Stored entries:

○ ○ ○ ○ ○ ○ ○

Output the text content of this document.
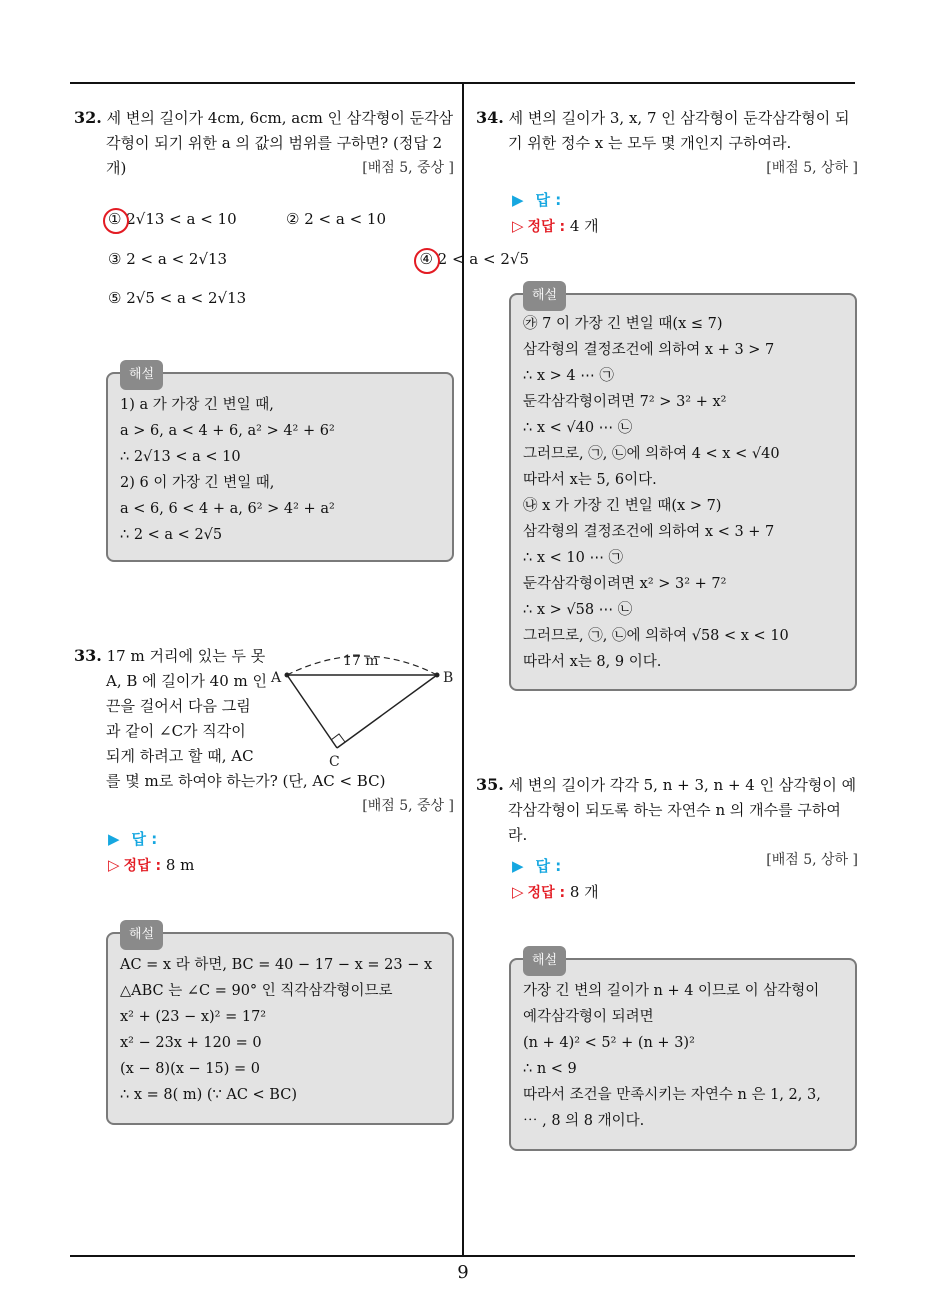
32. 세 변의 길이가 4cm, 6cm, acm 인 삼각형이 둔각삼각형이 되기 위한 a 의 값의 범위를 구하면? (정답 2 개)	[배점 5, 중상 ]
① 2√13 < a < 10	② 2 < a < 10
③ 2 < a < 2√13	④ 2 < a < 2√5
⑤ 2√5 < a < 2√13
해설
1) a 가 가장 긴 변일 때,
a > 6, a < 4 + 6, a² > 4² + 6²
∴ 2√13 < a < 10
2) 6 이 가장 긴 변일 때,
a < 6, 6 < 4 + a, 6² > 4² + a²
∴ 2 < a < 2√5
33. 17 m 거리에 있는 두 못
A, B 에 길이가 40 m 인
끈을 걸어서 다음 그림
과 같이 ∠C가 직각이
되게 하려고 할 때, AC
를 몇 m로 하여야 하는가? (단, AC < BC)
[배점 5, 중상 ]
17 m
A	B
C
▶ 답 :
▷ 정답 : 8 m
해설
AC = x 라 하면, BC = 40 − 17 − x = 23 − x
△ABC 는 ∠C = 90° 인 직각삼각형이므로
x² + (23 − x)² = 17²
x² − 23x + 120 = 0
(x − 8)(x − 15) = 0
∴ x = 8( m) (∵ AC < BC)
34. 세 변의 길이가 3, x, 7 인 삼각형이 둔각삼각형이 되기 위한 정수 x 는 모두 몇 개인지 구하여라.
[배점 5, 상하 ]
▶ 답 :
▷ 정답 : 4 개
해설
㉮ 7 이 가장 긴 변일 때(x ≤ 7)
삼각형의 결정조건에 의하여 x + 3 > 7
∴ x > 4 ⋯ ㉠
둔각삼각형이려면 7² > 3² + x²
∴ x < √40 ⋯ ㉡
그러므로, ㉠, ㉡에 의하여 4 < x < √40
따라서 x는 5, 6이다.
㉯ x 가 가장 긴 변일 때(x > 7)
삼각형의 결정조건에 의하여 x < 3 + 7
∴ x < 10 ⋯ ㉠
둔각삼각형이려면 x² > 3² + 7²
∴ x > √58 ⋯ ㉡
그러므로, ㉠, ㉡에 의하여 √58 < x < 10
따라서 x는 8, 9 이다.
35. 세 변의 길이가 각각 5, n + 3, n + 4 인 삼각형이 예각삼각형이 되도록 하는 자연수 n 의 개수를 구하여라.
[배점 5, 상하 ]
▶ 답 :
▷ 정답 : 8 개
해설
가장 긴 변의 길이가 n + 4 이므로 이 삼각형이
예각삼각형이 되려면
(n + 4)² < 5² + (n + 3)²
∴ n < 9
따라서 조건을 만족시키는 자연수 n 은 1, 2, 3,
⋯ , 8 의 8 개이다.
9
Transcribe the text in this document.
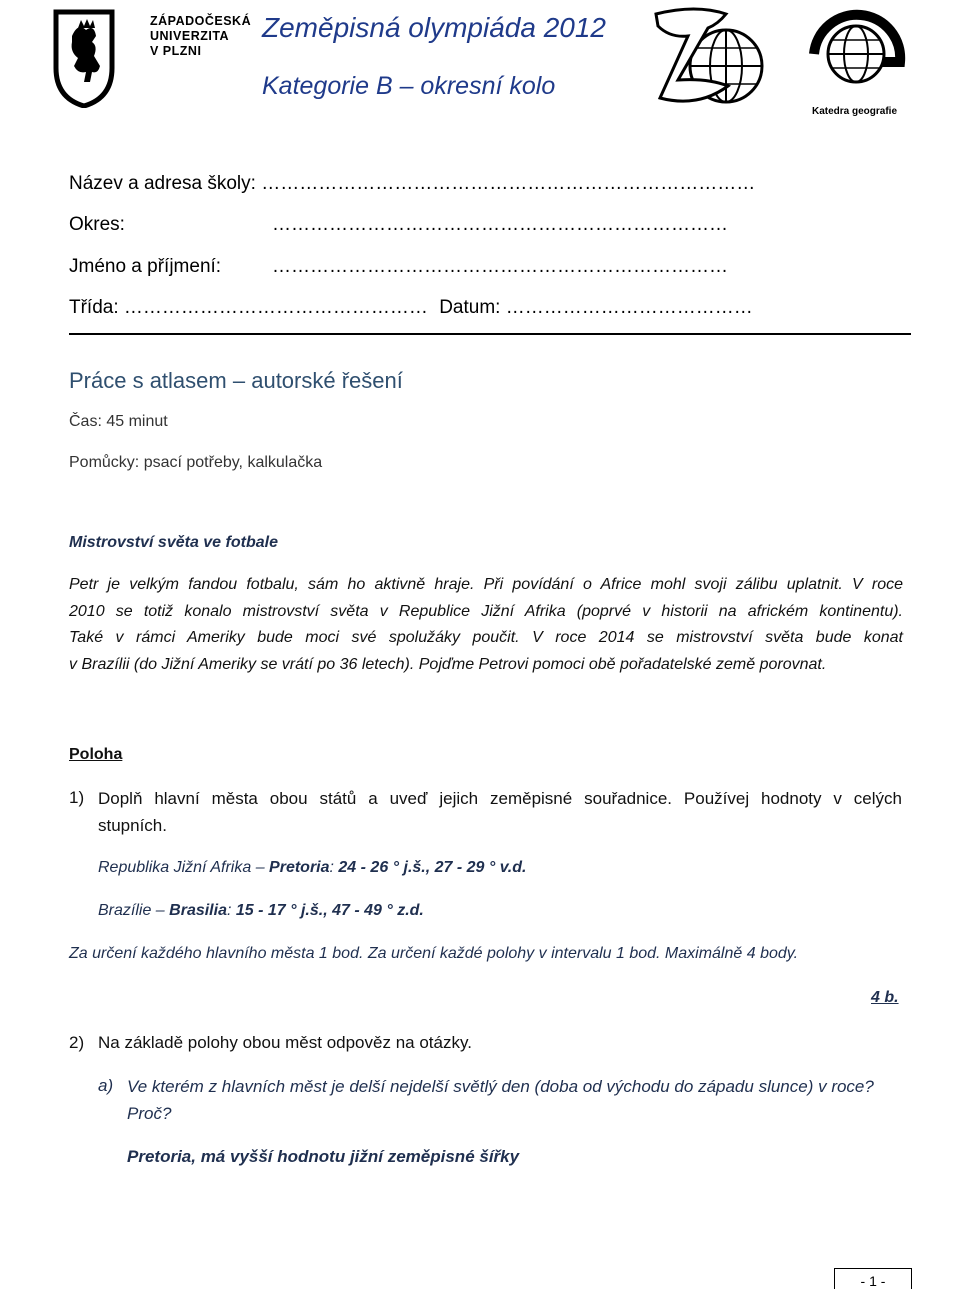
ZÁPADOČESKÁ
UNIVERZITA
V PLZNI
Zeměpisná olympiáda 2012
Kategorie B – okresní kolo
Katedra geografie
Název a adresa školy: ……………………………………………………………………
Okres:	………………………………………………………………
Jméno a příjmení:	………………………………………………………………
Třída: ………………………………………… Datum: …………………………………
Práce s atlasem – autorské řešení
Čas: 45 minut
Pomůcky: psací potřeby, kalkulačka
Mistrovství světa ve fotbale
Petr je velkým fandou fotbalu, sám ho aktivně hraje. Při povídání o Africe mohl svoji zálibu uplatnit. V roce
2010 se totiž konalo mistrovství světa v Republice Jižní Afrika (poprvé v historii na africkém kontinentu).
Také v rámci Ameriky bude moci své spolužáky poučit. V roce 2014 se mistrovství světa bude konat
v Brazílii (do Jižní Ameriky se vrátí po 36 letech). Pojďme Petrovi pomoci obě pořadatelské země porovnat.
Poloha
1) Doplň hlavní města obou států a uveď jejich zeměpisné souřadnice. Používej hodnoty v celých
stupních.
Republika Jižní Afrika – Pretoria: 24 - 26 ° j.š., 27 - 29 ° v.d.
Brazílie – Brasilia: 15 - 17 ° j.š., 47 - 49 ° z.d.
Za určení každého hlavního města 1 bod. Za určení každé polohy v intervalu 1 bod. Maximálně 4 body.
4 b.
2) Na základě polohy obou měst odpověz na otázky.
a) Ve kterém z hlavních měst je delší nejdelší světlý den (doba od východu do západu slunce) v roce?
Proč?
Pretoria, má vyšší hodnotu jižní zeměpisné šířky
- 1 -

○ ○ ○ ○ ○ ○ ○

» **SHORT PROBLEM**
Your copy should match the records word for word, with the pictures removed.

» **PROBLEM SOLUTION**
Output the text content of this document.
32. 세 변의 길이가 4cm, 6cm, acm 인 삼각형이 둔각삼각형이 되기 위한 a 의 값의 범위를 구하면? (정답 2 개)	[배점 5, 중상 ]
① 2√13 < a < 10	② 2 < a < 10
③ 2 < a < 2√13	④ 2 < a < 2√5
⑤ 2√5 < a < 2√13
해설
1) a 가 가장 긴 변일 때,
a > 6, a < 4 + 6, a² > 4² + 6²
∴ 2√13 < a < 10
2) 6 이 가장 긴 변일 때,
a < 6, 6 < 4 + a, 6² > 4² + a²
∴ 2 < a < 2√5
33. 17 m 거리에 있는 두 못
A, B 에 길이가 40 m 인
끈을 걸어서 다음 그림
과 같이 ∠C가 직각이
되게 하려고 할 때, AC
를 몇 m로 하여야 하는가? (단, AC < BC)
[배점 5, 중상 ]
17 m
A	B
C
▶ 답 :
▷ 정답 : 8 m
해설
AC = x 라 하면, BC = 40 − 17 − x = 23 − x
△ABC 는 ∠C = 90° 인 직각삼각형이므로
x² + (23 − x)² = 17²
x² − 23x + 120 = 0
(x − 8)(x − 15) = 0
∴ x = 8( m) (∵ AC < BC)
34. 세 변의 길이가 3, x, 7 인 삼각형이 둔각삼각형이 되기 위한 정수 x 는 모두 몇 개인지 구하여라.
[배점 5, 상하 ]
▶ 답 :
▷ 정답 : 4 개
해설
㉮ 7 이 가장 긴 변일 때(x ≤ 7)
삼각형의 결정조건에 의하여 x + 3 > 7
∴ x > 4 ⋯ ㉠
둔각삼각형이려면 7² > 3² + x²
∴ x < √40 ⋯ ㉡
그러므로, ㉠, ㉡에 의하여 4 < x < √40
따라서 x는 5, 6이다.
㉯ x 가 가장 긴 변일 때(x > 7)
삼각형의 결정조건에 의하여 x < 3 + 7
∴ x < 10 ⋯ ㉠
둔각삼각형이려면 x² > 3² + 7²
∴ x > √58 ⋯ ㉡
그러므로, ㉠, ㉡에 의하여 √58 < x < 10
따라서 x는 8, 9 이다.
35. 세 변의 길이가 각각 5, n + 3, n + 4 인 삼각형이 예각삼각형이 되도록 하는 자연수 n 의 개수를 구하여라.
[배점 5, 상하 ]
▶ 답 :
▷ 정답 : 8 개
해설
가장 긴 변의 길이가 n + 4 이므로 이 삼각형이
예각삼각형이 되려면
(n + 4)² < 5² + (n + 3)²
∴ n < 9
따라서 조건을 만족시키는 자연수 n 은 1, 2, 3,
⋯ , 8 의 8 개이다.
9
Transcribe the text in this document.
ZÁPADOČESKÁ
UNIVERZITA
V PLZNI
Zeměpisná olympiáda 2012
Kategorie B – okresní kolo
Katedra geografie
Název a adresa školy: ……………………………………………………………………
Okres:	………………………………………………………………
Jméno a příjmení:	………………………………………………………………
Třída: ………………………………………… Datum: …………………………………
Práce s atlasem – autorské řešení
Čas: 45 minut
Pomůcky: psací potřeby, kalkulačka
Mistrovství světa ve fotbale
Petr je velkým fandou fotbalu, sám ho aktivně hraje. Při povídání o Africe mohl svoji zálibu uplatnit. V roce
2010 se totiž konalo mistrovství světa v Republice Jižní Afrika (poprvé v historii na africkém kontinentu).
Také v rámci Ameriky bude moci své spolužáky poučit. V roce 2014 se mistrovství světa bude konat
v Brazílii (do Jižní Ameriky se vrátí po 36 letech). Pojďme Petrovi pomoci obě pořadatelské země porovnat.
Poloha
1) Doplň hlavní města obou států a uveď jejich zeměpisné souřadnice. Používej hodnoty v celých
stupních.
Republika Jižní Afrika – Pretoria: 24 - 26 ° j.š., 27 - 29 ° v.d.
Brazílie – Brasilia: 15 - 17 ° j.š., 47 - 49 ° z.d.
Za určení každého hlavního města 1 bod. Za určení každé polohy v intervalu 1 bod. Maximálně 4 body.
4 b.
2) Na základě polohy obou měst odpověz na otázky.
a) Ve kterém z hlavních měst je delší nejdelší světlý den (doba od východu do západu slunce) v roce?
Proč?
Pretoria, má vyšší hodnotu jižní zeměpisné šířky
- 1 -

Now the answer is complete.